[RECORDS SHOWN]
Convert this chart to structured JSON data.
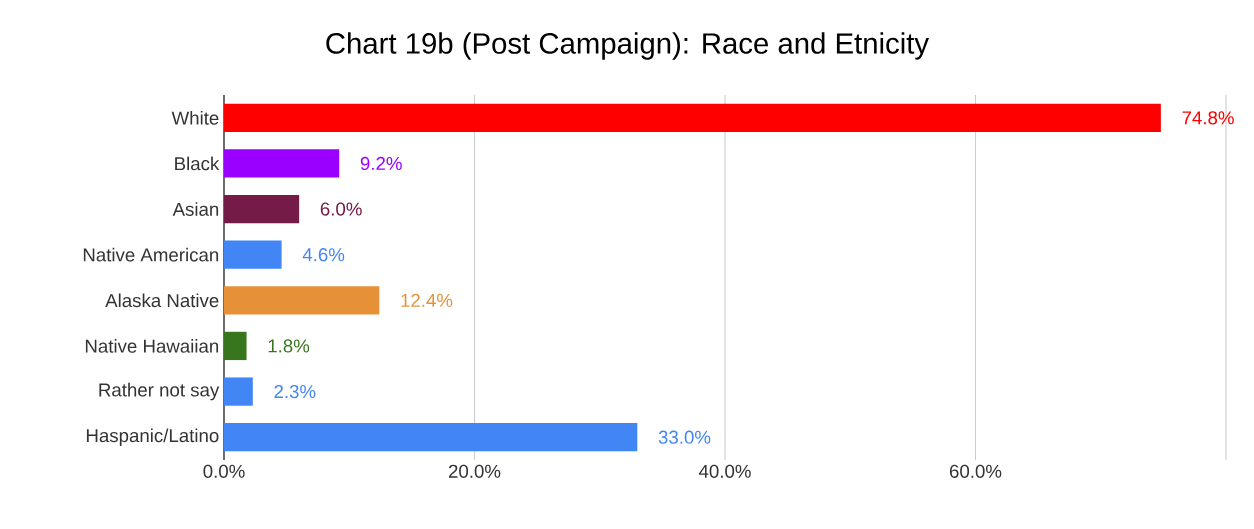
{
  "chart_data": {
    "type": "bar",
    "orientation": "horizontal",
    "title": "Chart 19b (Post Campaign): Race and Etnicity",
    "categories": [
      "White",
      "Black",
      "Asian",
      "Native American",
      "Alaska Native",
      "Native Hawaiian",
      "Rather not say",
      "Haspanic/Latino"
    ],
    "values": [
      74.8,
      9.2,
      6.0,
      4.6,
      12.4,
      1.8,
      2.3,
      33.0
    ],
    "colors": [
      "#ff0000",
      "#9900ff",
      "#741b47",
      "#4285f4",
      "#e69138",
      "#38761d",
      "#4285f4",
      "#4285f4"
    ],
    "value_labels": [
      "74.8%",
      "9.2%",
      "6.0%",
      "4.6%",
      "12.4%",
      "1.8%",
      "2.3%",
      "33.0%"
    ],
    "xlim": [
      0,
      80
    ],
    "xticks": [
      {
        "value": 0,
        "label": "0.0%"
      },
      {
        "value": 20,
        "label": "20.0%"
      },
      {
        "value": 40,
        "label": "40.0%"
      },
      {
        "value": 60,
        "label": "60.0%"
      },
      {
        "value": 80,
        "label": null
      }
    ],
    "grid": "x"
  }
}
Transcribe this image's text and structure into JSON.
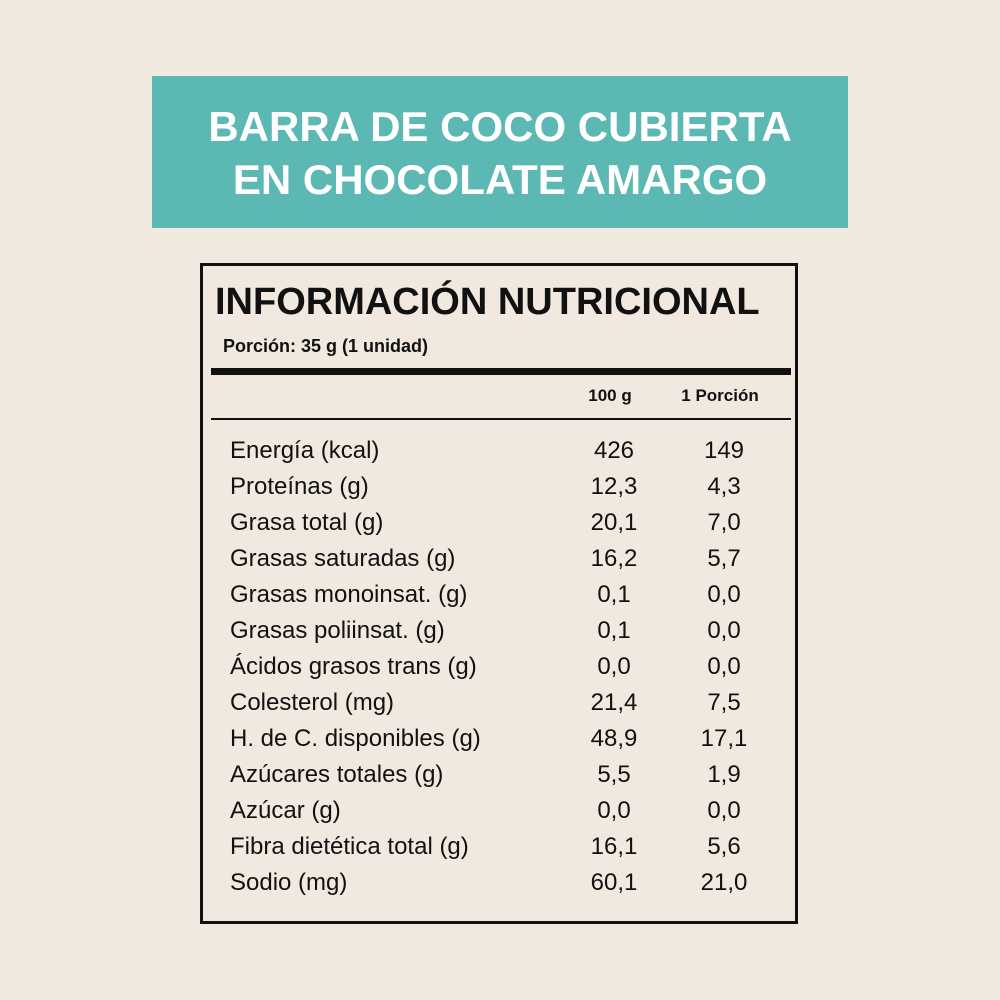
{
  "header": {
    "title_lines": [
      "BARRA DE COCO CUBIERTA",
      "EN CHOCOLATE AMARGO"
    ]
  },
  "label": {
    "title": "INFORMACIÓN NUTRICIONAL",
    "portion": "Porción: 35 g (1 unidad)",
    "columns": [
      "100 g",
      "1 Porción"
    ],
    "rows": [
      [
        "Energía (kcal)",
        "426",
        "149"
      ],
      [
        "Proteínas (g)",
        "12,3",
        "4,3"
      ],
      [
        "Grasa total (g)",
        "20,1",
        "7,0"
      ],
      [
        "Grasas saturadas (g)",
        "16,2",
        "5,7"
      ],
      [
        "Grasas monoinsat. (g)",
        "0,1",
        "0,0"
      ],
      [
        "Grasas poliinsat. (g)",
        "0,1",
        "0,0"
      ],
      [
        "Ácidos grasos trans (g)",
        "0,0",
        "0,0"
      ],
      [
        "Colesterol (mg)",
        "21,4",
        "7,5"
      ],
      [
        "H. de C. disponibles (g)",
        "48,9",
        "17,1"
      ],
      [
        "Azúcares totales (g)",
        "5,5",
        "1,9"
      ],
      [
        "Azúcar (g)",
        "0,0",
        "0,0"
      ],
      [
        "Fibra dietética total (g)",
        "16,1",
        "5,6"
      ],
      [
        "Sodio (mg)",
        "60,1",
        "21,0"
      ]
    ]
  }
}
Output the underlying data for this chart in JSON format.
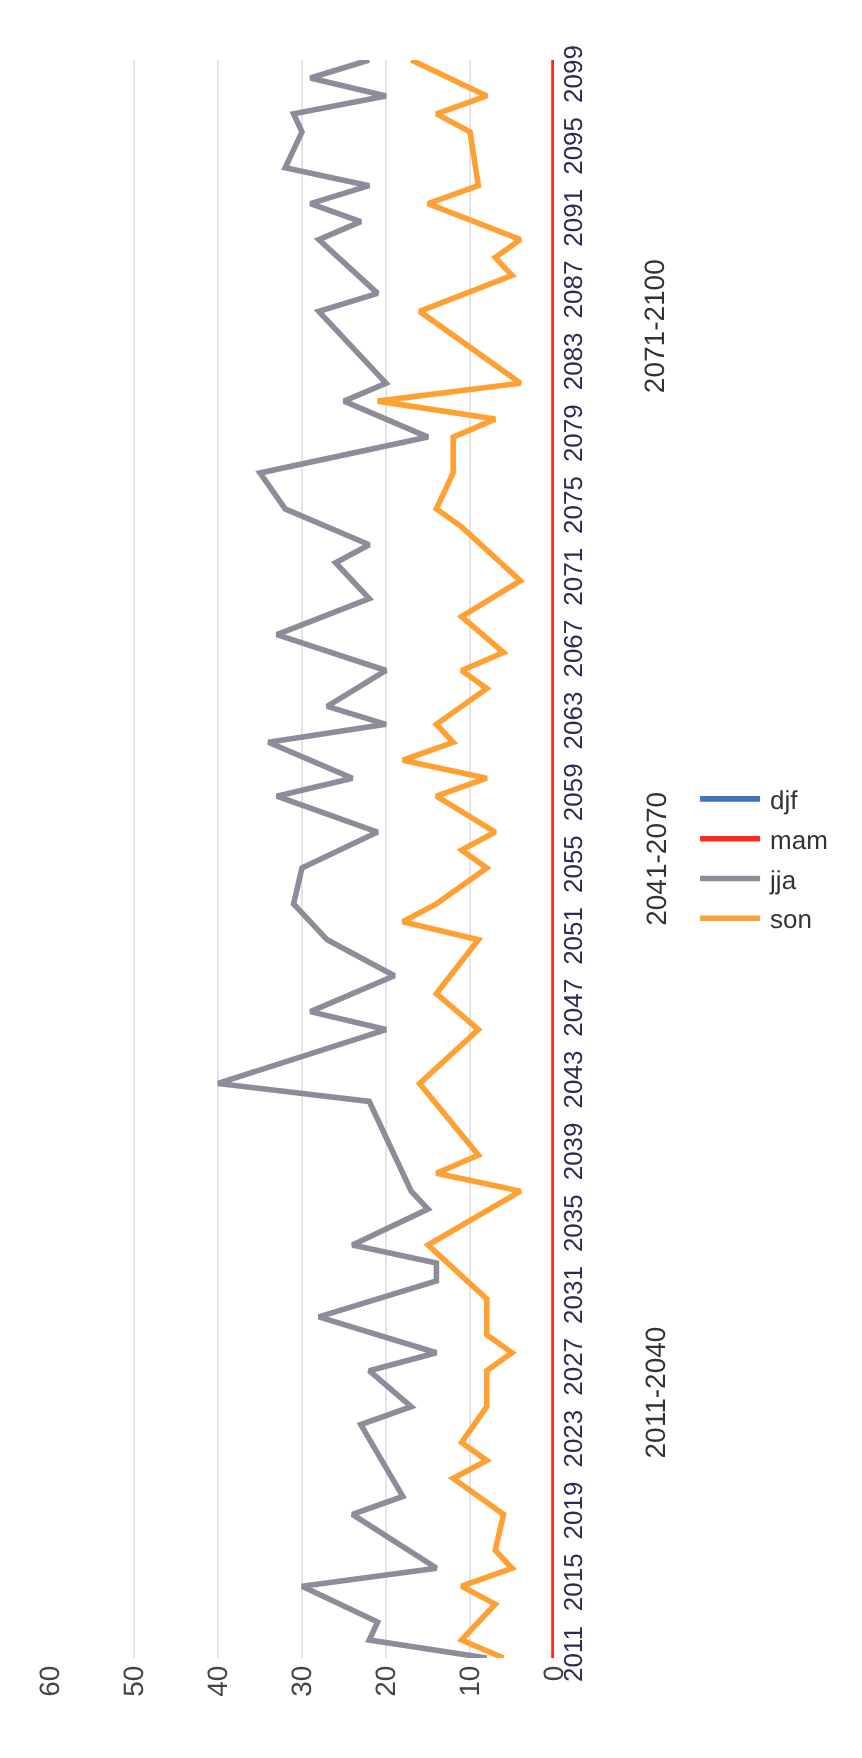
{
  "chart_data": {
    "type": "line",
    "orientation": "horizontal",
    "xlim": [
      60,
      0
    ],
    "xticks": [
      0,
      10,
      20,
      30,
      40,
      50,
      60
    ],
    "ylim": [
      2011,
      2100
    ],
    "yticks": [
      2011,
      2015,
      2019,
      2023,
      2027,
      2031,
      2035,
      2039,
      2043,
      2047,
      2051,
      2055,
      2059,
      2063,
      2067,
      2071,
      2075,
      2079,
      2083,
      2087,
      2091,
      2095,
      2099
    ],
    "grid": "x",
    "legend": "right",
    "annotations": [
      "2011-2040",
      "2041-2070",
      "2071-2100"
    ],
    "series": [
      {
        "name": "djf",
        "color": "#4472c4",
        "values": [
          null
        ]
      },
      {
        "name": "mam",
        "color": "#ff2a1a",
        "x": [
          2011,
          2100
        ],
        "values": [
          0,
          0
        ]
      },
      {
        "name": "jja",
        "color": "#8c8c9a",
        "x": [
          2011,
          2012,
          2013,
          2015,
          2016,
          2019,
          2020,
          2024,
          2025,
          2027,
          2028,
          2030,
          2032,
          2033,
          2034,
          2036,
          2037,
          2040,
          2042,
          2043,
          2046,
          2047,
          2049,
          2051,
          2053,
          2055,
          2057,
          2059,
          2060,
          2062,
          2063,
          2064,
          2066,
          2068,
          2070,
          2072,
          2073,
          2075,
          2077,
          2079,
          2081,
          2082,
          2086,
          2087,
          2090,
          2091,
          2092,
          2093,
          2094,
          2096,
          2097,
          2098,
          2099,
          2100
        ],
        "values": [
          8,
          22,
          21,
          30,
          14,
          24,
          18,
          23,
          17,
          22,
          14,
          28,
          14,
          14,
          24,
          15,
          17,
          20,
          22,
          40,
          20,
          29,
          19,
          27,
          31,
          30,
          21,
          33,
          24,
          34,
          20,
          27,
          20,
          33,
          22,
          26,
          22,
          32,
          35,
          15,
          25,
          20,
          28,
          21,
          28,
          23,
          29,
          22,
          32,
          30,
          31,
          20,
          29,
          22
        ]
      },
      {
        "name": "son",
        "color": "#ffa033",
        "x": [
          2011,
          2012,
          2014,
          2015,
          2016,
          2017,
          2019,
          2021,
          2022,
          2023,
          2025,
          2027,
          2028,
          2029,
          2031,
          2034,
          2037,
          2038,
          2039,
          2043,
          2046,
          2048,
          2051,
          2052,
          2053,
          2055,
          2056,
          2057,
          2059,
          2060,
          2061,
          2062,
          2063,
          2065,
          2066,
          2067,
          2069,
          2071,
          2074,
          2075,
          2077,
          2079,
          2080,
          2081,
          2082,
          2086,
          2088,
          2089,
          2090,
          2092,
          2093,
          2096,
          2097,
          2098,
          2100
        ],
        "values": [
          6,
          11,
          7,
          11,
          5,
          7,
          6,
          12,
          8,
          11,
          8,
          8,
          5,
          8,
          8,
          15,
          4,
          14,
          9,
          16,
          9,
          14,
          9,
          18,
          14,
          8,
          11,
          7,
          14,
          8,
          18,
          12,
          14,
          8,
          11,
          6,
          11,
          4,
          11,
          14,
          12,
          12,
          7,
          21,
          4,
          16,
          5,
          7,
          4,
          15,
          9,
          10,
          14,
          8,
          17
        ]
      }
    ]
  }
}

[TASK REQUIREMENTS]
Output the entries above exactly, without their pictures.

[WRITTEN ANSWER]
Convert this chart to structured JSON data.
{
  "chart_data": {
    "type": "bar",
    "orientation": "horizontal",
    "title": "Chart 19b (Post Campaign): Race and Etnicity",
    "categories": [
      "White",
      "Black",
      "Asian",
      "Native American",
      "Alaska Native",
      "Native Hawaiian",
      "Rather not say",
      "Haspanic/Latino"
    ],
    "values": [
      74.8,
      9.2,
      6.0,
      4.6,
      12.4,
      1.8,
      2.3,
      33.0
    ],
    "colors": [
      "#ff0000",
      "#9900ff",
      "#741b47",
      "#4285f4",
      "#e69138",
      "#38761d",
      "#4285f4",
      "#4285f4"
    ],
    "value_labels": [
      "74.8%",
      "9.2%",
      "6.0%",
      "4.6%",
      "12.4%",
      "1.8%",
      "2.3%",
      "33.0%"
    ],
    "xlim": [
      0,
      80
    ],
    "xticks": [
      {
        "value": 0,
        "label": "0.0%"
      },
      {
        "value": 20,
        "label": "20.0%"
      },
      {
        "value": 40,
        "label": "40.0%"
      },
      {
        "value": 60,
        "label": "60.0%"
      },
      {
        "value": 80,
        "label": null
      }
    ],
    "grid": "x"
  }
}
Transcribe this image's text and structure into JSON.
{
  "header": {
    "title_lines": [
      "BARRA DE COCO CUBIERTA",
      "EN CHOCOLATE AMARGO"
    ]
  },
  "label": {
    "title": "INFORMACIÓN NUTRICIONAL",
    "portion": "Porción: 35 g (1 unidad)",
    "columns": [
      "100 g",
      "1 Porción"
    ],
    "rows": [
      [
        "Energía (kcal)",
        "426",
        "149"
      ],
      [
        "Proteínas (g)",
        "12,3",
        "4,3"
      ],
      [
        "Grasa total (g)",
        "20,1",
        "7,0"
      ],
      [
        "Grasas saturadas (g)",
        "16,2",
        "5,7"
      ],
      [
        "Grasas monoinsat. (g)",
        "0,1",
        "0,0"
      ],
      [
        "Grasas poliinsat. (g)",
        "0,1",
        "0,0"
      ],
      [
        "Ácidos grasos trans (g)",
        "0,0",
        "0,0"
      ],
      [
        "Colesterol (mg)",
        "21,4",
        "7,5"
      ],
      [
        "H. de C. disponibles (g)",
        "48,9",
        "17,1"
      ],
      [
        "Azúcares totales (g)",
        "5,5",
        "1,9"
      ],
      [
        "Azúcar (g)",
        "0,0",
        "0,0"
      ],
      [
        "Fibra dietética total (g)",
        "16,1",
        "5,6"
      ],
      [
        "Sodio (mg)",
        "60,1",
        "21,0"
      ]
    ]
  }
}
Output the underlying data for this chart in JSON format.
{
  "chart_data": {
    "type": "line",
    "orientation": "horizontal",
    "xlim": [
      60,
      0
    ],
    "xticks": [
      0,
      10,
      20,
      30,
      40,
      50,
      60
    ],
    "ylim": [
      2011,
      2100
    ],
    "yticks": [
      2011,
      2015,
      2019,
      2023,
      2027,
      2031,
      2035,
      2039,
      2043,
      2047,
      2051,
      2055,
      2059,
      2063,
      2067,
      2071,
      2075,
      2079,
      2083,
      2087,
      2091,
      2095,
      2099
    ],
    "grid": "x",
    "legend": "right",
    "annotations": [
      "2011-2040",
      "2041-2070",
      "2071-2100"
    ],
    "series": [
      {
        "name": "djf",
        "color": "#4472c4",
        "values": [
          null
        ]
      },
      {
        "name": "mam",
        "color": "#ff2a1a",
        "x": [
          2011,
          2100
        ],
        "values": [
          0,
          0
        ]
      },
      {
        "name": "jja",
        "color": "#8c8c9a",
        "x": [
          2011,
          2012,
          2013,
          2015,
          2016,
          2019,
          2020,
          2024,
          2025,
          2027,
          2028,
          2030,
          2032,
          2033,
          2034,
          2036,
          2037,
          2040,
          2042,
          2043,
          2046,
          2047,
          2049,
          2051,
          2053,
          2055,
          2057,
          2059,
          2060,
          2062,
          2063,
          2064,
          2066,
          2068,
          2070,
          2072,
          2073,
          2075,
          2077,
          2079,
          2081,
          2082,
          2086,
          2087,
          2090,
          2091,
          2092,
          2093,
          2094,
          2096,
          2097,
          2098,
          2099,
          2100
        ],
        "values": [
          8,
          22,
          21,
          30,
          14,
          24,
          18,
          23,
          17,
          22,
          14,
          28,
          14,
          14,
          24,
          15,
          17,
          20,
          22,
          40,
          20,
          29,
          19,
          27,
          31,
          30,
          21,
          33,
          24,
          34,
          20,
          27,
          20,
          33,
          22,
          26,
          22,
          32,
          35,
          15,
          25,
          20,
          28,
          21,
          28,
          23,
          29,
          22,
          32,
          30,
          31,
          20,
          29,
          22
        ]
      },
      {
        "name": "son",
        "color": "#ffa033",
        "x": [
          2011,
          2012,
          2014,
          2015,
          2016,
          2017,
          2019,
          2021,
          2022,
          2023,
          2025,
          2027,
          2028,
          2029,
          2031,
          2034,
          2037,
          2038,
          2039,
          2043,
          2046,
          2048,
          2051,
          2052,
          2053,
          2055,
          2056,
          2057,
          2059,
          2060,
          2061,
          2062,
          2063,
          2065,
          2066,
          2067,
          2069,
          2071,
          2074,
          2075,
          2077,
          2079,
          2080,
          2081,
          2082,
          2086,
          2088,
          2089,
          2090,
          2092,
          2093,
          2096,
          2097,
          2098,
          2100
        ],
        "values": [
          6,
          11,
          7,
          11,
          5,
          7,
          6,
          12,
          8,
          11,
          8,
          8,
          5,
          8,
          8,
          15,
          4,
          14,
          9,
          16,
          9,
          14,
          9,
          18,
          14,
          8,
          11,
          7,
          14,
          8,
          18,
          12,
          14,
          8,
          11,
          6,
          11,
          4,
          11,
          14,
          12,
          12,
          7,
          21,
          4,
          16,
          5,
          7,
          4,
          15,
          9,
          10,
          14,
          8,
          17
        ]
      }
    ]
  }
}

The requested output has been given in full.